:: Problems to solve ::
**A.** List, in order of appearance, every acreage figure given in the 2007 alfalfa acreage text below.
**B.** Reproduce word for word everything from "A year ago we" down to "10 percent jump." in the 2007 alfalfa acreage text below.

:: Extracted text ::

========================================

A year ago we were listening to people in the know who were giving us their insights into the 2007 acreage picture for alfalfa. Unlike this year, there was a range of best-guess estimates from no change to a 10 percent jump.

A 10 percent increase would have added about 100,000 acres of alfalfa. Based on our small sample, it appeared that the 10 percent increase was the most common forecast. But, when the National Agricultural Statistics Service (NAAS) released its June forecast, the 10 percent figure turned out to be on the minus side. A 10 percent decrease pushed alfalfa acreage below the one million acre mark for the first time in 10 years.

While the alfalfa forecast was for 950,000 acres in 2007, other forages took a big jump. Other hays were forecast at 620,000 acres, a 90,000-acre increase over 2006. It was one of the bigger surprises for 2007, due in part to increased sudangrass plantings made by dairymen who utilized the forage for dry cows.

========================================

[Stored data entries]
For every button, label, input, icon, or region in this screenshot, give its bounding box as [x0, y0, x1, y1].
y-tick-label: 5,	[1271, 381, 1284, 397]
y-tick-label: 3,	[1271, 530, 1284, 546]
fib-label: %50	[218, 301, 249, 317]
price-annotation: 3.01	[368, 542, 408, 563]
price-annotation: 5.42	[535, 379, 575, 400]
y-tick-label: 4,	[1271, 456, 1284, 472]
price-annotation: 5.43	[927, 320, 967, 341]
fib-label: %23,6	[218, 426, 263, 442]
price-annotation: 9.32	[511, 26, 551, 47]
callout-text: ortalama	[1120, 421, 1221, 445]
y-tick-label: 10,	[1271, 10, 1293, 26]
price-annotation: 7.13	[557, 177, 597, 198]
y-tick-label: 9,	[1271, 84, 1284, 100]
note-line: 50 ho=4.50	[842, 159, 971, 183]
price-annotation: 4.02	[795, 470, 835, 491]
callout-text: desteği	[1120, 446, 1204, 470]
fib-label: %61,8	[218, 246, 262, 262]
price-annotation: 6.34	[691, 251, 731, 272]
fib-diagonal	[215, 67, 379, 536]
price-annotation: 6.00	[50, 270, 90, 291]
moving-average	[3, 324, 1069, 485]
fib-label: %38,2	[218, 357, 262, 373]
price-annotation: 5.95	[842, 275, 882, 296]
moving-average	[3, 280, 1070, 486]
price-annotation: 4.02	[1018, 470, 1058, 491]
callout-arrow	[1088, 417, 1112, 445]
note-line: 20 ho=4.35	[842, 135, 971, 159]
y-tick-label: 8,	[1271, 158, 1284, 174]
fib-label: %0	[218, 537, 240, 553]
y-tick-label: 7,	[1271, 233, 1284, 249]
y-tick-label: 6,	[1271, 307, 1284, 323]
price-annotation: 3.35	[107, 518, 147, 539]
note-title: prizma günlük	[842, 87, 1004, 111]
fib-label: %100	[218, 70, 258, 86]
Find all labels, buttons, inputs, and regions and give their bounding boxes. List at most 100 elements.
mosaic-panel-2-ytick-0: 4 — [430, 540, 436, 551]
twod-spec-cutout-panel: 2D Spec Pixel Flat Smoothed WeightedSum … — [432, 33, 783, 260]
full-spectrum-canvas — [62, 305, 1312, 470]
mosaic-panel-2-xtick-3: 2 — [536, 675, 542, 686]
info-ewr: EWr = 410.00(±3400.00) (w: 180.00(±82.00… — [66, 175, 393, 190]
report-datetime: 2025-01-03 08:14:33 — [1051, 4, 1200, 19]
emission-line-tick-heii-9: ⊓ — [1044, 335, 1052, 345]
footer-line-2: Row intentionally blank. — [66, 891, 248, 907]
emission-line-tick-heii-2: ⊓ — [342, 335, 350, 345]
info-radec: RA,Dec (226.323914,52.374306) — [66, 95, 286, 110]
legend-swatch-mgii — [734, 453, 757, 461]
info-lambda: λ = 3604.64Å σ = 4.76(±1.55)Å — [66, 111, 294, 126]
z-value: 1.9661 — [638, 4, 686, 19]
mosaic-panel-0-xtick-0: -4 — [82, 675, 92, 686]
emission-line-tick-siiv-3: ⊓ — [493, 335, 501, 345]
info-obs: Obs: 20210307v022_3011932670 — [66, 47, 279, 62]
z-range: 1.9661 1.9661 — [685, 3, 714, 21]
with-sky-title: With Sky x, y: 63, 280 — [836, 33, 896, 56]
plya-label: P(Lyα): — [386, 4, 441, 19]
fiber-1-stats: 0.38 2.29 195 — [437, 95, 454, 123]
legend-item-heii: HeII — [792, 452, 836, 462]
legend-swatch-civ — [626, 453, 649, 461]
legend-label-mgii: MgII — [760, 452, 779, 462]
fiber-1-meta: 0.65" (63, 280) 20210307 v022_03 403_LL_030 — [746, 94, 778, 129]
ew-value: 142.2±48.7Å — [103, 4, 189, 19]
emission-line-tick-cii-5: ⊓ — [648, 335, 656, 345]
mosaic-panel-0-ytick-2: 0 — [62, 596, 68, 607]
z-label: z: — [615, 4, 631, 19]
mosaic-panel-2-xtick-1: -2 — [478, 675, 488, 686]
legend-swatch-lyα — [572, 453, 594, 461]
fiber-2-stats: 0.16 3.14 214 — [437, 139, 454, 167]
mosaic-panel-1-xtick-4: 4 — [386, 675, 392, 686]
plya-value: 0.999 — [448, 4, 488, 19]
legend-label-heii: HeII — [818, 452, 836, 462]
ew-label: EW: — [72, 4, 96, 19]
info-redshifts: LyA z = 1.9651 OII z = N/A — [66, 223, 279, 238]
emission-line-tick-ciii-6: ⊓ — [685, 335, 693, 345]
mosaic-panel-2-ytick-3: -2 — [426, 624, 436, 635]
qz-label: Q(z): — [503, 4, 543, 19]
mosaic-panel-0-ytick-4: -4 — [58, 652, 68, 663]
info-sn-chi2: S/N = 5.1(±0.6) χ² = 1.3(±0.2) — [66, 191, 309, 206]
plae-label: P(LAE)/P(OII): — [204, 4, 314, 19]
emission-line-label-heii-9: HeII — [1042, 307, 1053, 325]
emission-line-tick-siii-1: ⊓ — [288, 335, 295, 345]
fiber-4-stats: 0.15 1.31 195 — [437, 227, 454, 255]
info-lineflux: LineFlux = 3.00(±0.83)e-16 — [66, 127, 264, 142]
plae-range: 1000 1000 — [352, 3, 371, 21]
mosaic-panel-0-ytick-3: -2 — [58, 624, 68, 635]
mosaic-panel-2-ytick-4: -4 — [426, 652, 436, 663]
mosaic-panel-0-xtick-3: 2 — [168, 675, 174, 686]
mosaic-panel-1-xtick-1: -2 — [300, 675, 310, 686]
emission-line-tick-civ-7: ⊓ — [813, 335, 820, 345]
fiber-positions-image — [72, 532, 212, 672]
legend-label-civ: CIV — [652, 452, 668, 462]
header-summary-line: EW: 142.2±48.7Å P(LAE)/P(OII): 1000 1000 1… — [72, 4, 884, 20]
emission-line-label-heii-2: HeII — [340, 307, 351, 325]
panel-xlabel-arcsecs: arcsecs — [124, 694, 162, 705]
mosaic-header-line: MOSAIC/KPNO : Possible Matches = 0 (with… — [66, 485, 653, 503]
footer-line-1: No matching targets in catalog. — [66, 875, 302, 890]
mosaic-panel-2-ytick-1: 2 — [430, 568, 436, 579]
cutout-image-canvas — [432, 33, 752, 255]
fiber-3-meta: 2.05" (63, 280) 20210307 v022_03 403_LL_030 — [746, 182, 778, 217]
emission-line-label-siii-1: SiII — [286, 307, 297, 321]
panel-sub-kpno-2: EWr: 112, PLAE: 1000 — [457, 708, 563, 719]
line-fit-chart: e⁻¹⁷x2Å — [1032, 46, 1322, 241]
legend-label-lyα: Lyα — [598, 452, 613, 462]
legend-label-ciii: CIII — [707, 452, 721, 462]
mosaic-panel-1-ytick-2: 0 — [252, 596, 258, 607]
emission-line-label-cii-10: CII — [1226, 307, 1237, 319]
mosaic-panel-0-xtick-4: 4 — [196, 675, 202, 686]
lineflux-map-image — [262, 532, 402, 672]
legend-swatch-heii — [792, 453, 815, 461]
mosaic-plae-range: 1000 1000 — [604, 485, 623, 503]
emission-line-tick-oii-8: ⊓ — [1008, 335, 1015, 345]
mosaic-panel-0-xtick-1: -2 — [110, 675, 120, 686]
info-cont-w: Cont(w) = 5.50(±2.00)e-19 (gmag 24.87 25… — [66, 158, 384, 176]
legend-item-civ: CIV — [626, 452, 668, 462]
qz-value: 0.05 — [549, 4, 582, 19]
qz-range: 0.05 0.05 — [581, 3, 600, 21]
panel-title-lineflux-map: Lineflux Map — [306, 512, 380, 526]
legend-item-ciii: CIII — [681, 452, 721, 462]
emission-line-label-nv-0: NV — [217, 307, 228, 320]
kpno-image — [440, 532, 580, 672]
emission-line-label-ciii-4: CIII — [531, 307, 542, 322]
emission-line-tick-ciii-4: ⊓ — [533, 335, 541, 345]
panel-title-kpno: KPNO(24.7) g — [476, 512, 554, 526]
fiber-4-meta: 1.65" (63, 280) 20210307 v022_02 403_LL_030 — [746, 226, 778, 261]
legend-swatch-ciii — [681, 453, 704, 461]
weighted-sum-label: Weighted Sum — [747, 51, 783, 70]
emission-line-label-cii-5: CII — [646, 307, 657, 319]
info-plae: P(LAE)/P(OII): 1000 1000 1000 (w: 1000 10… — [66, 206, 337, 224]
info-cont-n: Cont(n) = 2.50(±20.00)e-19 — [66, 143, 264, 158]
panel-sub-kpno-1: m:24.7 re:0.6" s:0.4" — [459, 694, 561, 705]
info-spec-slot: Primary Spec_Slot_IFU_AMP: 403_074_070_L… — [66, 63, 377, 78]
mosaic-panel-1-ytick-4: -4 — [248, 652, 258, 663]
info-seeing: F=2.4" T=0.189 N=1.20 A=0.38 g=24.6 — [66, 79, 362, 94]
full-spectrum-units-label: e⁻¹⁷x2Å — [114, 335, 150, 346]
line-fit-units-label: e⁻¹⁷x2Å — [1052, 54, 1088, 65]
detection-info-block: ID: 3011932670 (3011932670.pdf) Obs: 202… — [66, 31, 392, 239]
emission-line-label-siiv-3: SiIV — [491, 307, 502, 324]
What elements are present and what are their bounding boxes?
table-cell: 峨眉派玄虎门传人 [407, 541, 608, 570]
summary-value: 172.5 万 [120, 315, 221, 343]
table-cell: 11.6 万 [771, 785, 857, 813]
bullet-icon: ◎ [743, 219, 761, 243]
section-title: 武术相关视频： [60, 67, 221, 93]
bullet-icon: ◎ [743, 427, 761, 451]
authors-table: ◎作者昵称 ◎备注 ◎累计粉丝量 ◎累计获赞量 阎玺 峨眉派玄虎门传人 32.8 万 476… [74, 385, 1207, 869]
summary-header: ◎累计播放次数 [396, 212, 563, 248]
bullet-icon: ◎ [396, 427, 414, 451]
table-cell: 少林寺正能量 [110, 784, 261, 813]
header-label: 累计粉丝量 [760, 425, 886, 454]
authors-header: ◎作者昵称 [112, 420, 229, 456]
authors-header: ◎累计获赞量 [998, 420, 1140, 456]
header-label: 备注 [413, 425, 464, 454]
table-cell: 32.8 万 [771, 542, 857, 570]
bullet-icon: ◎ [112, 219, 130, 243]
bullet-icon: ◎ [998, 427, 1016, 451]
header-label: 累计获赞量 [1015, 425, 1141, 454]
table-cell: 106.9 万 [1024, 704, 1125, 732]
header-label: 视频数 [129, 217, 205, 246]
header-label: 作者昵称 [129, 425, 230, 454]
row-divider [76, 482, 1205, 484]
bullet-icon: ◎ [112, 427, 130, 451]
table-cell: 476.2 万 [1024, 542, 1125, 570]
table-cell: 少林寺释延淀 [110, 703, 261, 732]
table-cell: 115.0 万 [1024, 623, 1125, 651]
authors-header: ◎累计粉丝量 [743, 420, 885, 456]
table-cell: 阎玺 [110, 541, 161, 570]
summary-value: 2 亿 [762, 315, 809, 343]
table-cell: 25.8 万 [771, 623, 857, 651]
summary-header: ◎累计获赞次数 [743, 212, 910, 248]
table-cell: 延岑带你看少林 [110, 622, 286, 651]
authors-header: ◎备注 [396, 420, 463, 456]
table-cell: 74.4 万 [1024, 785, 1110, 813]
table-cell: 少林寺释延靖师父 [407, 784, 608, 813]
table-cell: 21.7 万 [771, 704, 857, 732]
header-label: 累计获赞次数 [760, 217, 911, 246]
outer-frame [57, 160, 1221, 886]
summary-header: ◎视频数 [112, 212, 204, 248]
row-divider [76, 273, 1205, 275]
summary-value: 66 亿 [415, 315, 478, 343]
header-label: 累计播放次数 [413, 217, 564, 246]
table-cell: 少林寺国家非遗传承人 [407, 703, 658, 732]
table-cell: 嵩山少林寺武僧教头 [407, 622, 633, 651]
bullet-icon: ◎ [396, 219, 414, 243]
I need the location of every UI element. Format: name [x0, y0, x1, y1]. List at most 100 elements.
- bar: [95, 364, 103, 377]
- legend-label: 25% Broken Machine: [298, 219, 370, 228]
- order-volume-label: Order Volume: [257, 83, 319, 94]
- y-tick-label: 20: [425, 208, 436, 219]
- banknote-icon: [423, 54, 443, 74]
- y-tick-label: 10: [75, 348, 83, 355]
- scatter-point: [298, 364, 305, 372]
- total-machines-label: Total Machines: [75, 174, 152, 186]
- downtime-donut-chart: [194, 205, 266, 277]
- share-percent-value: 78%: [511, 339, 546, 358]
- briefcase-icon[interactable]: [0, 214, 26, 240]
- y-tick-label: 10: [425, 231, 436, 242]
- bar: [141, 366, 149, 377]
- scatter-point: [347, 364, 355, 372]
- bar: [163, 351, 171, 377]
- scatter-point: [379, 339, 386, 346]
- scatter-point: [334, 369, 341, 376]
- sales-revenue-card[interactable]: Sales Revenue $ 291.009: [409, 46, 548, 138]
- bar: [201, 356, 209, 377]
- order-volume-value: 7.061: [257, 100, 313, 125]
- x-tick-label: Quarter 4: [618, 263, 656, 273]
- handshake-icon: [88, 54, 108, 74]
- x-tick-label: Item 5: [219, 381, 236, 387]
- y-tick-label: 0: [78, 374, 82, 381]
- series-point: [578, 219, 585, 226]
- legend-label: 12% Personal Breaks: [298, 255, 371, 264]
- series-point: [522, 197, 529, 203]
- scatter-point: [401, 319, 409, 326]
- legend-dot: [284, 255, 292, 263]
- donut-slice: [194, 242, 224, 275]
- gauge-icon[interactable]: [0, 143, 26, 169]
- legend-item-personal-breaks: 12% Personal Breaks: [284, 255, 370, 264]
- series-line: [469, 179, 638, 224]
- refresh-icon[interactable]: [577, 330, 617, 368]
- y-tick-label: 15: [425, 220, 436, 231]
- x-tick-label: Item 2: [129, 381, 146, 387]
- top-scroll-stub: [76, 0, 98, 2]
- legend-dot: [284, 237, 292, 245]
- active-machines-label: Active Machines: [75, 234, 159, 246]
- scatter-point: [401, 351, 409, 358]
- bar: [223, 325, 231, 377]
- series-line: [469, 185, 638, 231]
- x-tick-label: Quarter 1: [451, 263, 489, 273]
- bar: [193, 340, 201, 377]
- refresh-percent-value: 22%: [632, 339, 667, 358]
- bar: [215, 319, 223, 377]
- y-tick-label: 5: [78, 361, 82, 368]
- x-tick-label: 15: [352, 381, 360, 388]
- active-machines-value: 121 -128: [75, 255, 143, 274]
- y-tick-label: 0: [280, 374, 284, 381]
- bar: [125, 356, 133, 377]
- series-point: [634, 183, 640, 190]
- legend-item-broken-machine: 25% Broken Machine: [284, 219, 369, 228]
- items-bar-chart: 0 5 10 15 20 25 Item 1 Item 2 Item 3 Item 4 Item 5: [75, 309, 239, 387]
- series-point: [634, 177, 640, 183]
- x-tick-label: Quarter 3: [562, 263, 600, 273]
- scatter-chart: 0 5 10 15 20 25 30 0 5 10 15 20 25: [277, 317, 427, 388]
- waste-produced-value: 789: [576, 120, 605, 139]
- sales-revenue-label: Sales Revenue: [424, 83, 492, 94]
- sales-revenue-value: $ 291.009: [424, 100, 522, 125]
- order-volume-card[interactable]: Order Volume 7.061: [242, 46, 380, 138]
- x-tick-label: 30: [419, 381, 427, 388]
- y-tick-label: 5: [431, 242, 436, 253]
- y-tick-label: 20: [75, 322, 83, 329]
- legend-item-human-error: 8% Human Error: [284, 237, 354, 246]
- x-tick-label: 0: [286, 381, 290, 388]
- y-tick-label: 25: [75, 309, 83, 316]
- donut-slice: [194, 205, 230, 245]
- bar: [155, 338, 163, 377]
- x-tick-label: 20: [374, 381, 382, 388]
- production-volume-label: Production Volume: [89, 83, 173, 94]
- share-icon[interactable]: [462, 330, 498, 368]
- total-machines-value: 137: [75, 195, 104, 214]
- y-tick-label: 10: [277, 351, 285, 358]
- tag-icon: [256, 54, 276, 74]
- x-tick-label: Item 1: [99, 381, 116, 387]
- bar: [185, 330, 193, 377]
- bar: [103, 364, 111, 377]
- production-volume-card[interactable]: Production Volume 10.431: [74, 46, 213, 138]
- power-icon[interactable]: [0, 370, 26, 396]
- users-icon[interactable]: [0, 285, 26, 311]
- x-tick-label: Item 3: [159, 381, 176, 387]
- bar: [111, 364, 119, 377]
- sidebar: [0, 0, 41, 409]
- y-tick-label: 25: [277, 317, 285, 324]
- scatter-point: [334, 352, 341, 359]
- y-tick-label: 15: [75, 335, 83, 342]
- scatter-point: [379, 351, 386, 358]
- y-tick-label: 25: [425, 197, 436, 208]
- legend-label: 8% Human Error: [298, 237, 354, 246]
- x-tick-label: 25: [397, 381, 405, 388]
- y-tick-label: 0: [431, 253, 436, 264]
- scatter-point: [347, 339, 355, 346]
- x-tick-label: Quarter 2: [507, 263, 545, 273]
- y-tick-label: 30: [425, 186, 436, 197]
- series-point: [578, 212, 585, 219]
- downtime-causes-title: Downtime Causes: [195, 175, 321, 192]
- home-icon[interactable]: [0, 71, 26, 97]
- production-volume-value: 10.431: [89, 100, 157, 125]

========================================

:: Answers by task ::
**A.**
100,000 acres
one million acres
950,000 acres
620,000 acres
90,000 acres

**B.**
A year ago we were listening to people in the know who were giving us their insights into the 2007 acreage picture for alfalfa. Unlike this year, there was a range of best-guess estimates from no change to a 10 percent jump.